* _Task to complete_
Write out the entries again exactly as they are given.
===== Input records
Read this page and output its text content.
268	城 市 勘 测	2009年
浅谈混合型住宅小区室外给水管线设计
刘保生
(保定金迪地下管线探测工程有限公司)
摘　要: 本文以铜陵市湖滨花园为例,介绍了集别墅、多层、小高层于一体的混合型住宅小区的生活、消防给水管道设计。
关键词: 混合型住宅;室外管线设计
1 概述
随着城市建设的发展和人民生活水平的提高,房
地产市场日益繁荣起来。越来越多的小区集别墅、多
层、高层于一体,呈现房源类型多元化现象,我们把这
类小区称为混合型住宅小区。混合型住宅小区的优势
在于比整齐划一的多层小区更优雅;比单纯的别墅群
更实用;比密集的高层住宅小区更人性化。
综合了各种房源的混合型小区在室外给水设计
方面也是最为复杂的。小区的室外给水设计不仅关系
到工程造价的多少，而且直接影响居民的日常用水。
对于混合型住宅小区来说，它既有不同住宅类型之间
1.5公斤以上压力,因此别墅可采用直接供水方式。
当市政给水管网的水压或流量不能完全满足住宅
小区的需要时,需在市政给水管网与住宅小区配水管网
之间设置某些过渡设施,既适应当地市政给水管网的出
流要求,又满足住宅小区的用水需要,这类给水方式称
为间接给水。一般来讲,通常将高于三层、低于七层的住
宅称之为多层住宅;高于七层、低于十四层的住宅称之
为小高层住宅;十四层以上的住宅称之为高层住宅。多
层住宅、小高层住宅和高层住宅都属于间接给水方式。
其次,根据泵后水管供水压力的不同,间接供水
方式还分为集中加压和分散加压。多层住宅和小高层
==========
* _Written response_
Read this page and output its text content.
268	城 市 勘 测	2009年
浅谈混合型住宅小区室外给水管线设计
刘保生
(保定金迪地下管线探测工程有限公司)
摘　要: 本文以铜陵市湖滨花园为例,介绍了集别墅、多层、小高层于一体的混合型住宅小区的生活、消防给水管道设计。
关键词: 混合型住宅;室外管线设计
1 概述
随着城市建设的发展和人民生活水平的提高,房
地产市场日益繁荣起来。越来越多的小区集别墅、多
层、高层于一体,呈现房源类型多元化现象,我们把这
类小区称为混合型住宅小区。混合型住宅小区的优势
在于比整齐划一的多层小区更优雅;比单纯的别墅群
更实用;比密集的高层住宅小区更人性化。
综合了各种房源的混合型小区在室外给水设计
方面也是最为复杂的。小区的室外给水设计不仅关系
到工程造价的多少，而且直接影响居民的日常用水。
对于混合型住宅小区来说，它既有不同住宅类型之间
1.5公斤以上压力,因此别墅可采用直接供水方式。
当市政给水管网的水压或流量不能完全满足住宅
小区的需要时,需在市政给水管网与住宅小区配水管网
之间设置某些过渡设施,既适应当地市政给水管网的出
流要求,又满足住宅小区的用水需要,这类给水方式称
为间接给水。一般来讲,通常将高于三层、低于七层的住
宅称之为多层住宅;高于七层、低于十四层的住宅称之
为小高层住宅;十四层以上的住宅称之为高层住宅。多
层住宅、小高层住宅和高层住宅都属于间接给水方式。
其次,根据泵后水管供水压力的不同,间接供水
方式还分为集中加压和分散加压。多层住宅和小高层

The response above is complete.